*WHAT YOU NEED TO DO*:
Transcribe every line of the records verbatim.

--- Begin PROVIDED DATA ---

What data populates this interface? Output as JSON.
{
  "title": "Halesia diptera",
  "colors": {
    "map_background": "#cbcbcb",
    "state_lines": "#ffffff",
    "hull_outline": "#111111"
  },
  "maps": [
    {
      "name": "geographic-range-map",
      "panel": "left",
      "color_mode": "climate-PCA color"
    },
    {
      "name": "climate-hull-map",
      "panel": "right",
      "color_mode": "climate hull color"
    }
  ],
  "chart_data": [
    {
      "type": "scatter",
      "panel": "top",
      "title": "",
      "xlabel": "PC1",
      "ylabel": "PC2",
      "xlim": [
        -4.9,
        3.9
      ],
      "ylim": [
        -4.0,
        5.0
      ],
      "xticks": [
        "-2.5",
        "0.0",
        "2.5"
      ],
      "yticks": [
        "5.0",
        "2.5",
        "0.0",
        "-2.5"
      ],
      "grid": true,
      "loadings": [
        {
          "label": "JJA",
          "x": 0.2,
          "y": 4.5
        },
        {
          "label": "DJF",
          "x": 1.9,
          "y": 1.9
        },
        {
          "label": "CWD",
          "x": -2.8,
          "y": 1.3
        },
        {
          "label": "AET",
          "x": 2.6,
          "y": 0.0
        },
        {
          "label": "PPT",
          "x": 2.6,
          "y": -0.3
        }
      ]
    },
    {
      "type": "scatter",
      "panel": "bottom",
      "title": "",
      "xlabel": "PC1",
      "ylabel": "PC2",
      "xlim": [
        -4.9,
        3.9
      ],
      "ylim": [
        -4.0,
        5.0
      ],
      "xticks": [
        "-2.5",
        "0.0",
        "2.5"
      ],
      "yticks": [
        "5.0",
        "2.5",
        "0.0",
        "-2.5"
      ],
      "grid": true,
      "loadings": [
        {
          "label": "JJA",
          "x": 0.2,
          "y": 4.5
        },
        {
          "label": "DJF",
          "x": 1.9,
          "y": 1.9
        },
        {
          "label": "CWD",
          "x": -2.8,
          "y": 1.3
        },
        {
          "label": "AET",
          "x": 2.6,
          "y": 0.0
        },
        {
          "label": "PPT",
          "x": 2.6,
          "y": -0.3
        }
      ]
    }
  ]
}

--- End PROVIDED DATA ---

*TASK RESULT*:
What data populates this interface? Output as JSON.
{
  "title": "Halesia diptera",
  "colors": {
    "map_background": "#cbcbcb",
    "state_lines": "#ffffff",
    "hull_outline": "#111111"
  },
  "maps": [
    {
      "name": "geographic-range-map",
      "panel": "left",
      "color_mode": "climate-PCA color"
    },
    {
      "name": "climate-hull-map",
      "panel": "right",
      "color_mode": "climate hull color"
    }
  ],
  "chart_data": [
    {
      "type": "scatter",
      "panel": "top",
      "title": "",
      "xlabel": "PC1",
      "ylabel": "PC2",
      "xlim": [
        -4.9,
        3.9
      ],
      "ylim": [
        -4.0,
        5.0
      ],
      "xticks": [
        "-2.5",
        "0.0",
        "2.5"
      ],
      "yticks": [
        "5.0",
        "2.5",
        "0.0",
        "-2.5"
      ],
      "grid": true,
      "loadings": [
        {
          "label": "JJA",
          "x": 0.2,
          "y": 4.5
        },
        {
          "label": "DJF",
          "x": 1.9,
          "y": 1.9
        },
        {
          "label": "CWD",
          "x": -2.8,
          "y": 1.3
        },
        {
          "label": "AET",
          "x": 2.6,
          "y": 0.0
        },
        {
          "label": "PPT",
          "x": 2.6,
          "y": -0.3
        }
      ]
    },
    {
      "type": "scatter",
      "panel": "bottom",
      "title": "",
      "xlabel": "PC1",
      "ylabel": "PC2",
      "xlim": [
        -4.9,
        3.9
      ],
      "ylim": [
        -4.0,
        5.0
      ],
      "xticks": [
        "-2.5",
        "0.0",
        "2.5"
      ],
      "yticks": [
        "5.0",
        "2.5",
        "0.0",
        "-2.5"
      ],
      "grid": true,
      "loadings": [
        {
          "label": "JJA",
          "x": 0.2,
          "y": 4.5
        },
        {
          "label": "DJF",
          "x": 1.9,
          "y": 1.9
        },
        {
          "label": "CWD",
          "x": -2.8,
          "y": 1.3
        },
        {
          "label": "AET",
          "x": 2.6,
          "y": 0.0
        },
        {
          "label": "PPT",
          "x": 2.6,
          "y": -0.3
        }
      ]
    }
  ]
}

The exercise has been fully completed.